» **The exercise**:
Keep only those lines of the records that include the string "accidents".

** Start Dataset records **

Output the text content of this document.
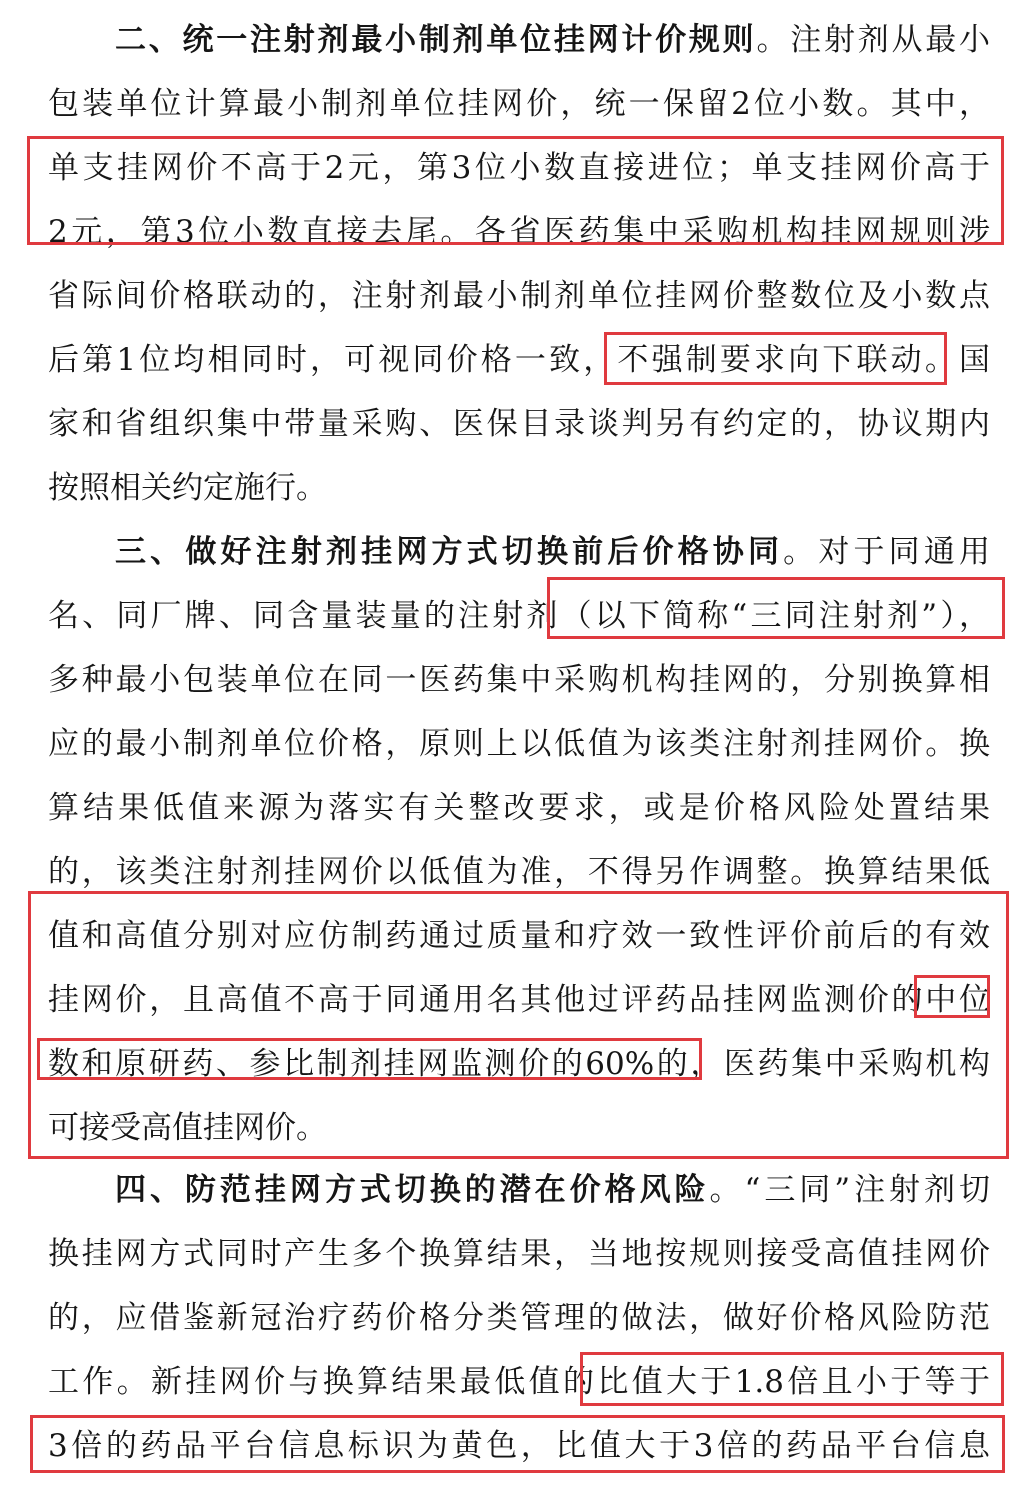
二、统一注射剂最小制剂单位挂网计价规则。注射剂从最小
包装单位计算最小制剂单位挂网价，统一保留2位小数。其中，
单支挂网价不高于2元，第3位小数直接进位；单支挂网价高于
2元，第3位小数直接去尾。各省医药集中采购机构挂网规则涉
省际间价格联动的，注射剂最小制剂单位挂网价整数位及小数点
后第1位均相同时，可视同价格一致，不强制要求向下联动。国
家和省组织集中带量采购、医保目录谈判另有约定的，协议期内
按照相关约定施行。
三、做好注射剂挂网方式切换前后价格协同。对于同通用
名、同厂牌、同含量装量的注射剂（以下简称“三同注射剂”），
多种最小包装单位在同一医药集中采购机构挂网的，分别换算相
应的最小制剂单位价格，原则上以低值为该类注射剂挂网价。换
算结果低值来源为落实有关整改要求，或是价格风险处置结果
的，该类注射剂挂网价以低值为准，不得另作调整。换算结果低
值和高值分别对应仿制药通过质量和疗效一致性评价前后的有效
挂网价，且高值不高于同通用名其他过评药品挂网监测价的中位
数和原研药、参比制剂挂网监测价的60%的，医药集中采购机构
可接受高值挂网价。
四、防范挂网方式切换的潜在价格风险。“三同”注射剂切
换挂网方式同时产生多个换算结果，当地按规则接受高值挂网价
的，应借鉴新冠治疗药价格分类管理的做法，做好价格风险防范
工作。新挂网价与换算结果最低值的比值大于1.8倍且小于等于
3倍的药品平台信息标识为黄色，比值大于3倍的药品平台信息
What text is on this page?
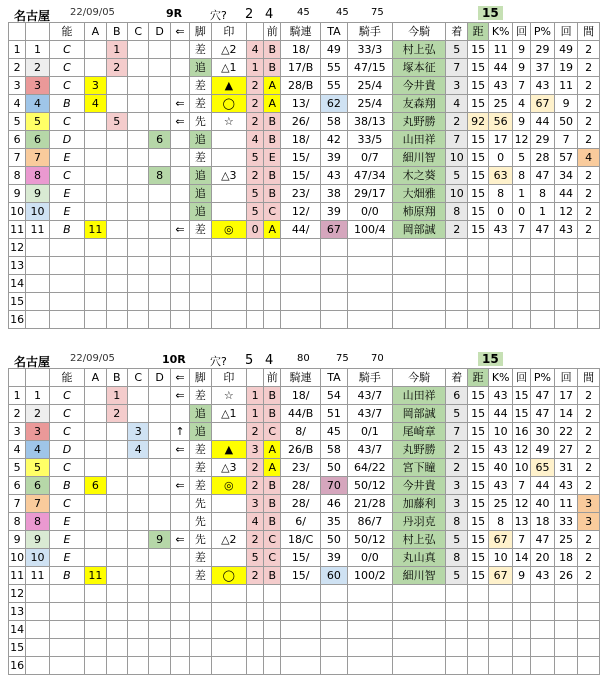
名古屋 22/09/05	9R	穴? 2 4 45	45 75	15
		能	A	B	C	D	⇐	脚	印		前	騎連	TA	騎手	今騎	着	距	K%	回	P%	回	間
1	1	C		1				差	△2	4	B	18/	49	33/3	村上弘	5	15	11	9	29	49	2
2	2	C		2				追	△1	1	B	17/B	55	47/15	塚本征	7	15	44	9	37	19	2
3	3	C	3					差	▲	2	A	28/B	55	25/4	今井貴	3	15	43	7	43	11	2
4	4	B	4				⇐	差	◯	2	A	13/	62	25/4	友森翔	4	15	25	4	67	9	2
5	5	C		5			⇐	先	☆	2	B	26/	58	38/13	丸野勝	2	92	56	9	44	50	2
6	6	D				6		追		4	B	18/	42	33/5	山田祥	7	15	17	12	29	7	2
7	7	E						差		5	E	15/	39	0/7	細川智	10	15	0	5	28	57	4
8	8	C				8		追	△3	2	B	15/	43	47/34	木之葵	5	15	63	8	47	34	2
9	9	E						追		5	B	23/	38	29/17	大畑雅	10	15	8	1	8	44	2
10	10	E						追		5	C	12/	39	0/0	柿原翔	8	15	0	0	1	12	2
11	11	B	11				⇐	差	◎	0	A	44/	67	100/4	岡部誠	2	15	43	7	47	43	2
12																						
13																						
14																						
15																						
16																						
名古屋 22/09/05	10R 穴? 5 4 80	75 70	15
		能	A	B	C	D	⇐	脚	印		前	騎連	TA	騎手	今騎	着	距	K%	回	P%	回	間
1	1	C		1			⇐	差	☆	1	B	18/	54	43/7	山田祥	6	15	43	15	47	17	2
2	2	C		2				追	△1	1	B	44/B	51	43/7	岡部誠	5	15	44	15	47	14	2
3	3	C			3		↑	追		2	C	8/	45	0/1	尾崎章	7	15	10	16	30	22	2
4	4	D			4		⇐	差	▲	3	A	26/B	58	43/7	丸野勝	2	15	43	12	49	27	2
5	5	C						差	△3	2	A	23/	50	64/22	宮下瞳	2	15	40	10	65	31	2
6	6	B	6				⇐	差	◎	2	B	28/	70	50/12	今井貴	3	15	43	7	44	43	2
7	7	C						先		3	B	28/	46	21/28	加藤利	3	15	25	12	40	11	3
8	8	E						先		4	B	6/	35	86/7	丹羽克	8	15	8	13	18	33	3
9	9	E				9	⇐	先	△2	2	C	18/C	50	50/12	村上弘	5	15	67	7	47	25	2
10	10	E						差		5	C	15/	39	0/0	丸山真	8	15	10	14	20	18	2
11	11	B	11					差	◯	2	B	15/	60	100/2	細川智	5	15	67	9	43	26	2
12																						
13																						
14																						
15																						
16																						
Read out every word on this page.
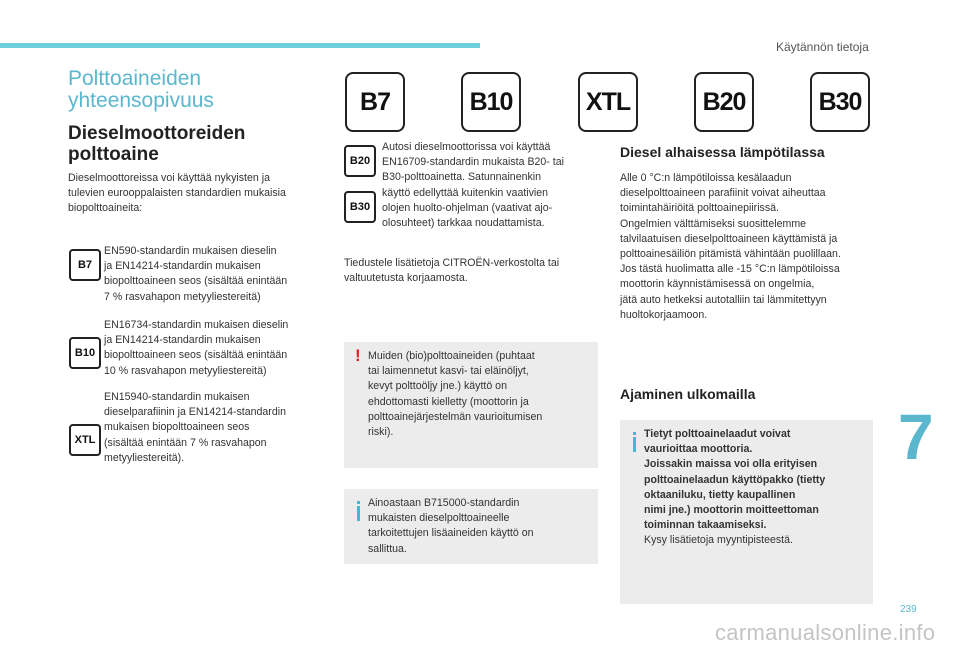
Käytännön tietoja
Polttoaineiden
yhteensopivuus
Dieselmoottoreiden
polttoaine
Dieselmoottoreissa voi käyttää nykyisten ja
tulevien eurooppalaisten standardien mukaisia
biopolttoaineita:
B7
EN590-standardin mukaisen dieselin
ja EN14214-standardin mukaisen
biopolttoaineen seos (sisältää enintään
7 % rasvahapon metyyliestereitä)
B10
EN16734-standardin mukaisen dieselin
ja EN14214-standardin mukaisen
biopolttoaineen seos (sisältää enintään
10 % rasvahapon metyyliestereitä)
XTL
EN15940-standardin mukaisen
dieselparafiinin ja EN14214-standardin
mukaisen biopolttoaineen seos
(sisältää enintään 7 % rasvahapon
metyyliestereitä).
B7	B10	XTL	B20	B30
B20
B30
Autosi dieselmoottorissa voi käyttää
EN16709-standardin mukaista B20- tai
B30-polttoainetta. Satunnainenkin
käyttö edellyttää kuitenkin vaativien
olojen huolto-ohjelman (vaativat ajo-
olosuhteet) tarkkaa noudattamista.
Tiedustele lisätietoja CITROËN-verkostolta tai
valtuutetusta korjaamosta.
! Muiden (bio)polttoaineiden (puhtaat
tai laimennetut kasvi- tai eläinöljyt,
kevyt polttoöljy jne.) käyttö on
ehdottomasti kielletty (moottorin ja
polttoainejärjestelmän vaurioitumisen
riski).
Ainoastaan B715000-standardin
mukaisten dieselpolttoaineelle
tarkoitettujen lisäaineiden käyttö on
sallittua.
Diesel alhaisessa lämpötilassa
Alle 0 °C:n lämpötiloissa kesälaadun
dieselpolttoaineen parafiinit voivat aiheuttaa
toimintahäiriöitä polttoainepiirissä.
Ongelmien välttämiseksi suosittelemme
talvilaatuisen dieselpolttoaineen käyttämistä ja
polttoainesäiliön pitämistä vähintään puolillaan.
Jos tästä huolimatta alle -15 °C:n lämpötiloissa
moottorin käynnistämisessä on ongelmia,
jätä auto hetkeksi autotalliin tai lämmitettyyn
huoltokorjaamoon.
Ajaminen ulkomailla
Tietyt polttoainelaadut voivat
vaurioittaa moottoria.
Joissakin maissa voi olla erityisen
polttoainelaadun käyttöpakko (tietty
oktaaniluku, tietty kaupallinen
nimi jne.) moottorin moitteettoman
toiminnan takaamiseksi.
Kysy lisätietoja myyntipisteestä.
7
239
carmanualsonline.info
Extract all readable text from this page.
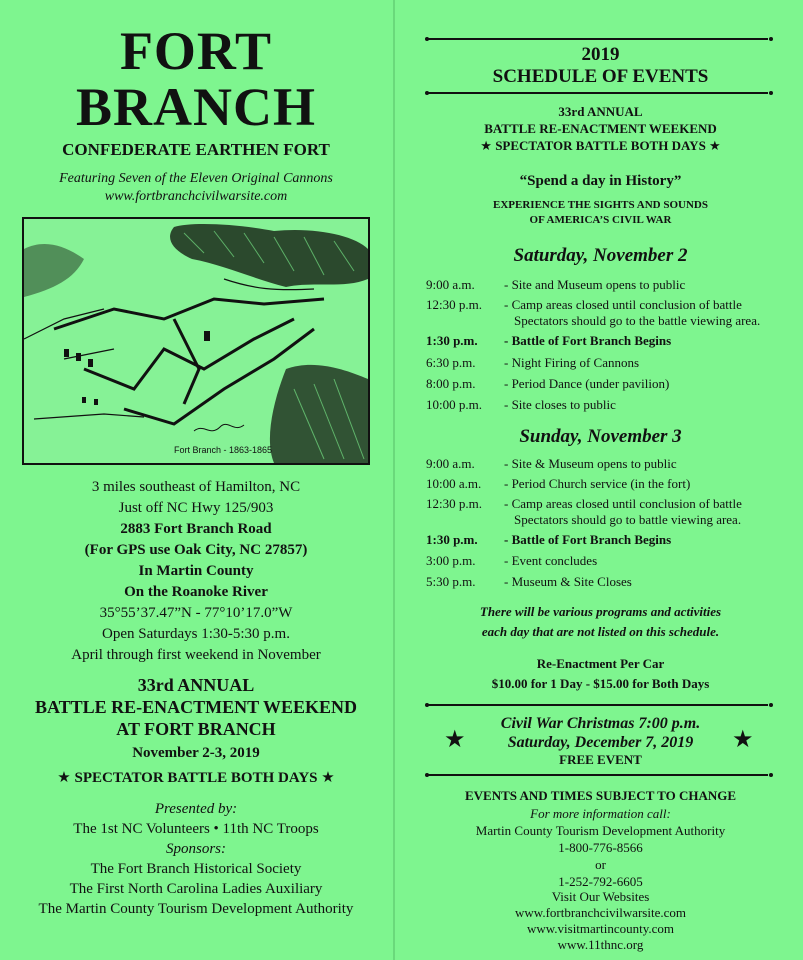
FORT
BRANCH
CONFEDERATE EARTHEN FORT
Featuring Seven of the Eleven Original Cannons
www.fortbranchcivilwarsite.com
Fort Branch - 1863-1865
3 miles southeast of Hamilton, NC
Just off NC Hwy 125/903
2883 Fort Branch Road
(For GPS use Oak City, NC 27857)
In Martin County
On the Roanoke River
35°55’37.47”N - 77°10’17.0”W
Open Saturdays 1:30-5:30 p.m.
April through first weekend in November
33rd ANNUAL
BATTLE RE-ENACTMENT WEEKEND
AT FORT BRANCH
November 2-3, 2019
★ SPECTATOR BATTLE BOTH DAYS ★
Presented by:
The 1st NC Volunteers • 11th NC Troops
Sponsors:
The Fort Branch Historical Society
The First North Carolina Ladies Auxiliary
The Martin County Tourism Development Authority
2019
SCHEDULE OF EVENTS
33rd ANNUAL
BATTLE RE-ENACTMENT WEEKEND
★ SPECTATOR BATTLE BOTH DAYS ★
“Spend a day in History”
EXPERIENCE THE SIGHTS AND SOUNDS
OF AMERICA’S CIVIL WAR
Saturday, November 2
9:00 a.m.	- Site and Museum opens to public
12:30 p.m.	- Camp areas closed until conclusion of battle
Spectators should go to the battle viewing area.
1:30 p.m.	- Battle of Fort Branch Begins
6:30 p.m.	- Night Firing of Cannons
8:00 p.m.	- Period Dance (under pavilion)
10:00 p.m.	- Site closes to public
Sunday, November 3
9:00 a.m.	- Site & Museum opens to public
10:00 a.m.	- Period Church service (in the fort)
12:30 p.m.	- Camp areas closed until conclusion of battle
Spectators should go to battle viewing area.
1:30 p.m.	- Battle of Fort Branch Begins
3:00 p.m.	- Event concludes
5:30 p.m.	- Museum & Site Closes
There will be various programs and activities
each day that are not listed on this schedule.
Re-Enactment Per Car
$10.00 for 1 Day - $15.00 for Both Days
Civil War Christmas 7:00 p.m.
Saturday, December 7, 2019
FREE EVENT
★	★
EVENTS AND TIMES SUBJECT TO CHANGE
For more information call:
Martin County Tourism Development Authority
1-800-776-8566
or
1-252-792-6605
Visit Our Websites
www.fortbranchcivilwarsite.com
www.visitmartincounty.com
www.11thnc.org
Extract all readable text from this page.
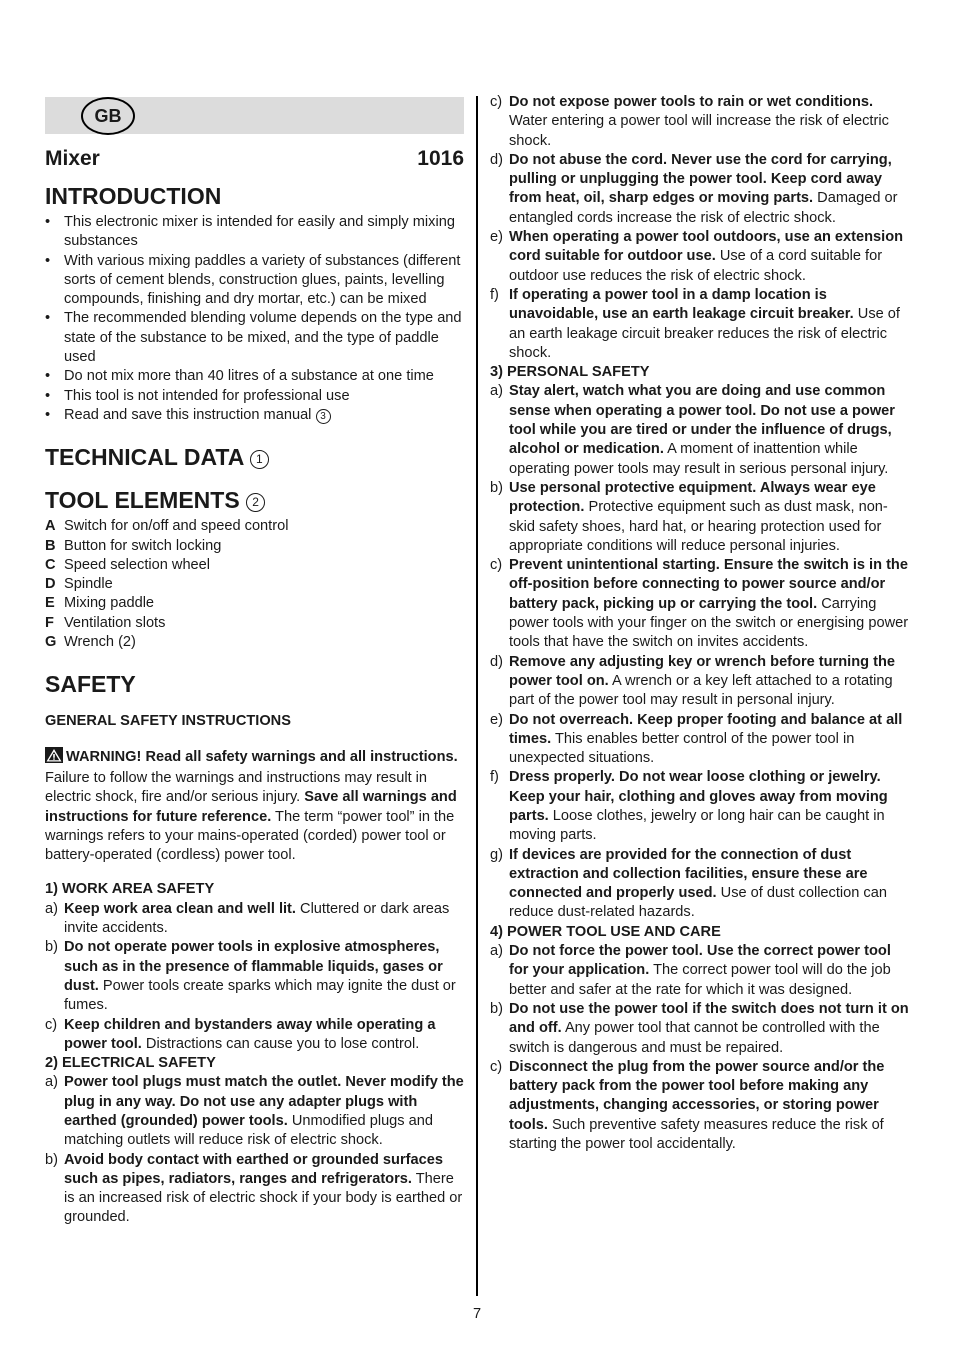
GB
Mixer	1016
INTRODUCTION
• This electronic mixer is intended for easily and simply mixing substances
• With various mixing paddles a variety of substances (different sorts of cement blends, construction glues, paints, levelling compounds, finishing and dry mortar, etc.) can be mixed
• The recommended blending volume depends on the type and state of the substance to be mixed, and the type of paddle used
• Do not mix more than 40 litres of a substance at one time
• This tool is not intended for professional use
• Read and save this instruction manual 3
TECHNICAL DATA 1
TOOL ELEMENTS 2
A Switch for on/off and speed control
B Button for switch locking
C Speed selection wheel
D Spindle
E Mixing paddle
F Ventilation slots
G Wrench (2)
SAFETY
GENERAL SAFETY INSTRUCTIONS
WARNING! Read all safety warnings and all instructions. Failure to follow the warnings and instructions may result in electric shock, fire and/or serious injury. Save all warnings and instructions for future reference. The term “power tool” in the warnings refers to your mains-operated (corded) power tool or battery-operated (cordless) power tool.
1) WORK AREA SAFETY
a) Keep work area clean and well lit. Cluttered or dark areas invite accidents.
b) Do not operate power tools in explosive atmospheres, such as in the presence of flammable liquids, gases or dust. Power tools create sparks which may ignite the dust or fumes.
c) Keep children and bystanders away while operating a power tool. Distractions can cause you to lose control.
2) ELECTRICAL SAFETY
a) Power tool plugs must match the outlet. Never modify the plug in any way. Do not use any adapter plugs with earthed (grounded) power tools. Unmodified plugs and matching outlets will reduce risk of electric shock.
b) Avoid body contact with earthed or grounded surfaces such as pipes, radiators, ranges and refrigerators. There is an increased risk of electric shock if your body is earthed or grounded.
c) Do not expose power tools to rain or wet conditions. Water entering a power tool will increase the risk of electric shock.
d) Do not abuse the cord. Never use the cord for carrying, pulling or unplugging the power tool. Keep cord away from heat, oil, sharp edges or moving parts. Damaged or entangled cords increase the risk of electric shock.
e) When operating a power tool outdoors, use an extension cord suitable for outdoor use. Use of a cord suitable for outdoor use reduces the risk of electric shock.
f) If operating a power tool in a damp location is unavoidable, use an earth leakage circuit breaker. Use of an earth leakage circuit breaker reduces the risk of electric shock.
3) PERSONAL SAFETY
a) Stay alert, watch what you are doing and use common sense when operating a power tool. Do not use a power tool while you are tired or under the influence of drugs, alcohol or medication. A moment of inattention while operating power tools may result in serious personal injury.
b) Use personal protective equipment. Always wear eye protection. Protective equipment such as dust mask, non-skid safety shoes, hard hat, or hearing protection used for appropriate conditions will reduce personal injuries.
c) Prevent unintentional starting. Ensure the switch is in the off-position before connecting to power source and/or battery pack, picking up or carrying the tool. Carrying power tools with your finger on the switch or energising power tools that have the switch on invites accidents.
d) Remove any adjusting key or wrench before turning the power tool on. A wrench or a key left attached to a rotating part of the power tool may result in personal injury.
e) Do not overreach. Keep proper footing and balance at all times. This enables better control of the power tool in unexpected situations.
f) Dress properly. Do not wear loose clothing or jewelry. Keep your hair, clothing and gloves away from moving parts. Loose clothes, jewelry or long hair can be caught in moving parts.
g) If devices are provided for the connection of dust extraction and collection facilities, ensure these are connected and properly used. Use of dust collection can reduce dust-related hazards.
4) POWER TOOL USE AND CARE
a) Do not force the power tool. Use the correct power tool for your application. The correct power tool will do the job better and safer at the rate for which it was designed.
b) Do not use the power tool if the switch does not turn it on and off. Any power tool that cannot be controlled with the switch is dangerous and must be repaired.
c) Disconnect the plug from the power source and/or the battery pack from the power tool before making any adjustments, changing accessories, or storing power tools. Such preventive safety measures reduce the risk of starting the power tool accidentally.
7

** End Dataset records **

» **Answer to this exercise**:
a) Keep work area clean and well lit. Cluttered or dark areas invite accidents.
c) Prevent unintentional starting. Ensure the switch is in the off-position before connecting to power source and/or battery pack, picking up or carrying the tool. Carrying power tools with your finger on the switch or energising power tools that have the switch on invites accidents.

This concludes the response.